# Фрагмент документа:
—————
3.1. К вопросу о редакциях романа «Мастера и Маргариты» 127
3.2. Эволюция системы лексической темпоральности в редакциях романа «Мастер и Маргарита» 132
3.3. Динамика времени мистических глав в редакциях романа «Мастер и Маргарита» 143
3.4. Проблема темпоральных сдвигов в романе «Мастер и Маргарита» 149 Выводы 158
ЗАКЛЮЧЕНИЕ 160
ЛИТЕРАТУРА 167
- Проблемы изучения русской темпоральной лексики и фразеологии
- Космология П.А. Флоренского и ее реализация в романе «Мастер и Маргарита»
- К вопросу о редакциях романа «Мастера и Маргариты»
Введение к работе
Диссертационное исследование посвящено проблеме функционирования в романе М.А. Булгакова «Мастер и Маргарита» темпоральной лексики и фразеологии, ее роли в организации сюжетно-композиционной стороны произведения и формировании целостного образа художественного времени.
—————
# Блок данных:
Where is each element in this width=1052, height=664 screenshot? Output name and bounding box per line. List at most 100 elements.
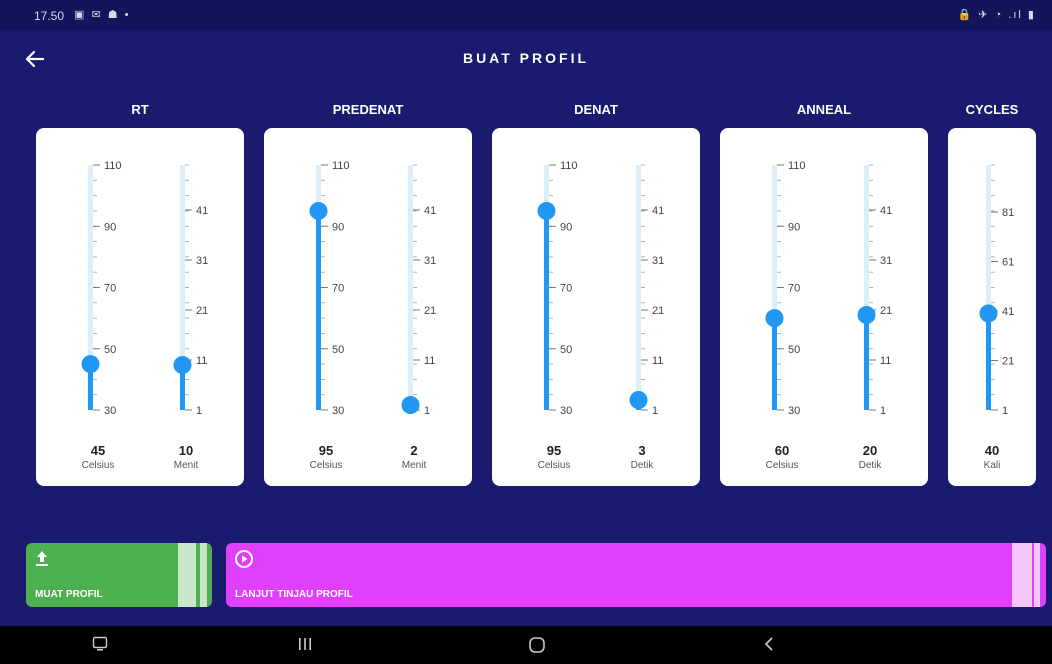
—————
# Требования:
1. Укажите, какому роману и какого автора посвящено диссертационное исследование, о котором говорится во фрагменте документа.
2. Определите, соответствуют ли фрагменту документа утверждения (a), (b) и (c), и подтвердите каждый ответ точной цитатой: (a) раздел 3.3 посвящен динамике времени мистических глав; (b) заключение начинается на странице 158; (c) один из пунктов касается космологии П.А. Флоренского.
3. Перепечатайте часть фрагмента документа, начиная со слов "Введение к работе" и продолжая до слов "образа художественного времени." включительно.
Строки представляют собой самостоятельный материал, отдельный от фрагмента документа.

# Ответы по порядку:
1. Роману М.А. Булгакова «Мастер и Маргарита».

2.
(a) Да: „Динамика времени мистических глав в редакциях романа «Мастер и Маргарита»“.
(b) Нет: „ЗАКЛЮЧЕНИЕ 160“.
(c) Да: „Космология П.А. Флоренского и ее реализация в романе «Мастер и Маргарита»“.

3.
Введение к работе
Диссертационное исследование посвящено проблеме функционирования в романе М.А. Булгакова «Мастер и Маргарита» темпоральной лексики и фразеологии, ее роли в организации сюжетно-композиционной стороны произведения и формировании целостного образа художественного времени.